_Data shown_

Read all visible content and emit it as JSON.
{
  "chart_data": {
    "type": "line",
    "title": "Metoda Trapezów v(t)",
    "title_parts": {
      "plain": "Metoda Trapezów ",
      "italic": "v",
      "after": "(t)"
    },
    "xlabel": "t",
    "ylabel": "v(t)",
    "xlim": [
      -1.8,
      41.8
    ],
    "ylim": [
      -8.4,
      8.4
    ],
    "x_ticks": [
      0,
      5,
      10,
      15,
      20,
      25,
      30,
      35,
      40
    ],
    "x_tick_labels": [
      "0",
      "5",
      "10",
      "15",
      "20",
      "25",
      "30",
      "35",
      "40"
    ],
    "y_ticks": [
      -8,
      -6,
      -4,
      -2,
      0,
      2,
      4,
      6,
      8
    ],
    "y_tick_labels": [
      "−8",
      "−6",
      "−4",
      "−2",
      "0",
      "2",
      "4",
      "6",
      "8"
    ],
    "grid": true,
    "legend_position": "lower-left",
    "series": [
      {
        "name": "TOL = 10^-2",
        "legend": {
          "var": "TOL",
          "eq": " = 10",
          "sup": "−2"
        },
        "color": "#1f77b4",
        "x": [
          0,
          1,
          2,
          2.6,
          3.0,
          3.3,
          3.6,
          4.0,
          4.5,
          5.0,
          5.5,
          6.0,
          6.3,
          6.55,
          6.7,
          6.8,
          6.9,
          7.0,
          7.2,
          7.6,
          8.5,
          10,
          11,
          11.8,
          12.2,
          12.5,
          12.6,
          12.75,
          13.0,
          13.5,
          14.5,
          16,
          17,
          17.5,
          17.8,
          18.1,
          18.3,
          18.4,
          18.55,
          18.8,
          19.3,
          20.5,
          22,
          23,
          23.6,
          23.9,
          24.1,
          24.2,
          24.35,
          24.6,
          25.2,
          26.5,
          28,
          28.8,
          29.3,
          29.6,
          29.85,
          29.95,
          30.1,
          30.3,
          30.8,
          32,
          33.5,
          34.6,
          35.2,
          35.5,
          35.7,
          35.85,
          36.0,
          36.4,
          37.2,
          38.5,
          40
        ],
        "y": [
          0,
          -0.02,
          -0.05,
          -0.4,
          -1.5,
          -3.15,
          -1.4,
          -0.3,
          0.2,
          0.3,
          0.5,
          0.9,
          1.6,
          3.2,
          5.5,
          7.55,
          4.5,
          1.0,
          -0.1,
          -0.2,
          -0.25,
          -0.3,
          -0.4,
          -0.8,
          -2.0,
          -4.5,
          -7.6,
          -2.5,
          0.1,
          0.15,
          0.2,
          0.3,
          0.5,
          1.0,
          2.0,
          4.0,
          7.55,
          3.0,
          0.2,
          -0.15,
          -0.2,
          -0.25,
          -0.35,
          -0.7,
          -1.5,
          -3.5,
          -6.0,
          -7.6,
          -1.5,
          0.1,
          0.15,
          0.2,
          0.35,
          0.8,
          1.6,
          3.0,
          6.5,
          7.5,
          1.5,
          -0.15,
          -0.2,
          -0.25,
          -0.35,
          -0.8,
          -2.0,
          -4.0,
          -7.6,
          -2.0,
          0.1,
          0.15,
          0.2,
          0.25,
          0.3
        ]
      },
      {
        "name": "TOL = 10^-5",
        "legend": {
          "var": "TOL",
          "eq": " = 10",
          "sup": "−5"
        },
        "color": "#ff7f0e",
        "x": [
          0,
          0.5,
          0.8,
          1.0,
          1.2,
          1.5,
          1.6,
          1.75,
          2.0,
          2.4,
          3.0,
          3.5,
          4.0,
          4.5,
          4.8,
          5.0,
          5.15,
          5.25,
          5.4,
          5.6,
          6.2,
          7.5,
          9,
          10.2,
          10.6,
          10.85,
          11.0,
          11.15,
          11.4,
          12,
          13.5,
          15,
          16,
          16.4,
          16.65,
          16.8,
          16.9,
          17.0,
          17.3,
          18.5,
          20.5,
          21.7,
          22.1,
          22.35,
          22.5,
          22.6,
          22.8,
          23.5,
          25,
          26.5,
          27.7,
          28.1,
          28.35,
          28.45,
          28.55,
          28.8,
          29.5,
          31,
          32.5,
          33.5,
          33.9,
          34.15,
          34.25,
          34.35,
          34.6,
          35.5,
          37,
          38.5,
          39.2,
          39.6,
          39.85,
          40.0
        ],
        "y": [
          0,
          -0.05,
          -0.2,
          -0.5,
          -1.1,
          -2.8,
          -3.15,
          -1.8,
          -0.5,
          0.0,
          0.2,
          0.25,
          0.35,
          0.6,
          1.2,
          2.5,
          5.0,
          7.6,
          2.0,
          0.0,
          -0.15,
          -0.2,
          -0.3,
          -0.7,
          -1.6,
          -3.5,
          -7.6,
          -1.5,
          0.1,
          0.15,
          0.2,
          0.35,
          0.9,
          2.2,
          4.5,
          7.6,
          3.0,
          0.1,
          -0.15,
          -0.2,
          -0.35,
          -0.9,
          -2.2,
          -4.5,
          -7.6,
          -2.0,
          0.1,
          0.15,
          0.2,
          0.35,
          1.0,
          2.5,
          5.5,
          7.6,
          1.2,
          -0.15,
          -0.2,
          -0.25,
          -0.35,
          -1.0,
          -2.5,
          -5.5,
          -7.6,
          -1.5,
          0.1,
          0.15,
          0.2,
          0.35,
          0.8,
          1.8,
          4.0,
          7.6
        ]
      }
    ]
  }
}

_What is asked_
Above are the records. Identify each line that contains the word "Metoda".

_Solution to the problem_
    "title": "Metoda Trapezów v(t)",
      "plain": "Metoda Trapezów ",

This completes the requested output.